*Stated problem*:
Can the data below be set down again exactly, line for line?

*Given records*:
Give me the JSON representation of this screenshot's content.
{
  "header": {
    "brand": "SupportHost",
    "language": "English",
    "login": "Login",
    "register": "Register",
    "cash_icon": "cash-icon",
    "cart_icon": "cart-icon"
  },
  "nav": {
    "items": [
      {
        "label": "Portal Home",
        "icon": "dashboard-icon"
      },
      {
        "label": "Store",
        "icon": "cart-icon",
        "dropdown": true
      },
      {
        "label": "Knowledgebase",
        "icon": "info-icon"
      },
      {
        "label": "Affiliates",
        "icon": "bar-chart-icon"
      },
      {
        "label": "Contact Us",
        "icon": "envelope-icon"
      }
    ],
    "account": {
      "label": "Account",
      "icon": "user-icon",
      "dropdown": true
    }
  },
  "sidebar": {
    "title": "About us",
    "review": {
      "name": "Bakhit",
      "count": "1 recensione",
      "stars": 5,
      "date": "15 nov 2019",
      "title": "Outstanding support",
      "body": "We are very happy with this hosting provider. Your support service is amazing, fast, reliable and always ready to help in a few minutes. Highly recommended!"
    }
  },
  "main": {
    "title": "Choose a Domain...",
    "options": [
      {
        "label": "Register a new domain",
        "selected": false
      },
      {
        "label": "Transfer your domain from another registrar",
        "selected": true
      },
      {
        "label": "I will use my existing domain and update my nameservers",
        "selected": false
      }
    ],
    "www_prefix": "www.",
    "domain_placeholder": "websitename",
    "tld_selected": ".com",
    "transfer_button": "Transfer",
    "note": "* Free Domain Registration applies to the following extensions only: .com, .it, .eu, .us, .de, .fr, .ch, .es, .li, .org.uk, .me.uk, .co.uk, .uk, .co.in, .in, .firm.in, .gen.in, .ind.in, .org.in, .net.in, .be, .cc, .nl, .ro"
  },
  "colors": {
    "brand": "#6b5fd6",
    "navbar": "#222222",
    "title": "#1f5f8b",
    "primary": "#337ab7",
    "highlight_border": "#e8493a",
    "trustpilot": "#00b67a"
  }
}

*Answer to this problem*:
Give me the JSON representation of this screenshot's content.
{
  "header": {
    "brand": "SupportHost",
    "language": "English",
    "login": "Login",
    "register": "Register",
    "cash_icon": "cash-icon",
    "cart_icon": "cart-icon"
  },
  "nav": {
    "items": [
      {
        "label": "Portal Home",
        "icon": "dashboard-icon"
      },
      {
        "label": "Store",
        "icon": "cart-icon",
        "dropdown": true
      },
      {
        "label": "Knowledgebase",
        "icon": "info-icon"
      },
      {
        "label": "Affiliates",
        "icon": "bar-chart-icon"
      },
      {
        "label": "Contact Us",
        "icon": "envelope-icon"
      }
    ],
    "account": {
      "label": "Account",
      "icon": "user-icon",
      "dropdown": true
    }
  },
  "sidebar": {
    "title": "About us",
    "review": {
      "name": "Bakhit",
      "count": "1 recensione",
      "stars": 5,
      "date": "15 nov 2019",
      "title": "Outstanding support",
      "body": "We are very happy with this hosting provider. Your support service is amazing, fast, reliable and always ready to help in a few minutes. Highly recommended!"
    }
  },
  "main": {
    "title": "Choose a Domain...",
    "options": [
      {
        "label": "Register a new domain",
        "selected": false
      },
      {
        "label": "Transfer your domain from another registrar",
        "selected": true
      },
      {
        "label": "I will use my existing domain and update my nameservers",
        "selected": false
      }
    ],
    "www_prefix": "www.",
    "domain_placeholder": "websitename",
    "tld_selected": ".com",
    "transfer_button": "Transfer",
    "note": "* Free Domain Registration applies to the following extensions only: .com, .it, .eu, .us, .de, .fr, .ch, .es, .li, .org.uk, .me.uk, .co.uk, .uk, .co.in, .in, .firm.in, .gen.in, .ind.in, .org.in, .net.in, .be, .cc, .nl, .ro"
  },
  "colors": {
    "brand": "#6b5fd6",
    "navbar": "#222222",
    "title": "#1f5f8b",
    "primary": "#337ab7",
    "highlight_border": "#e8493a",
    "trustpilot": "#00b67a"
  }
}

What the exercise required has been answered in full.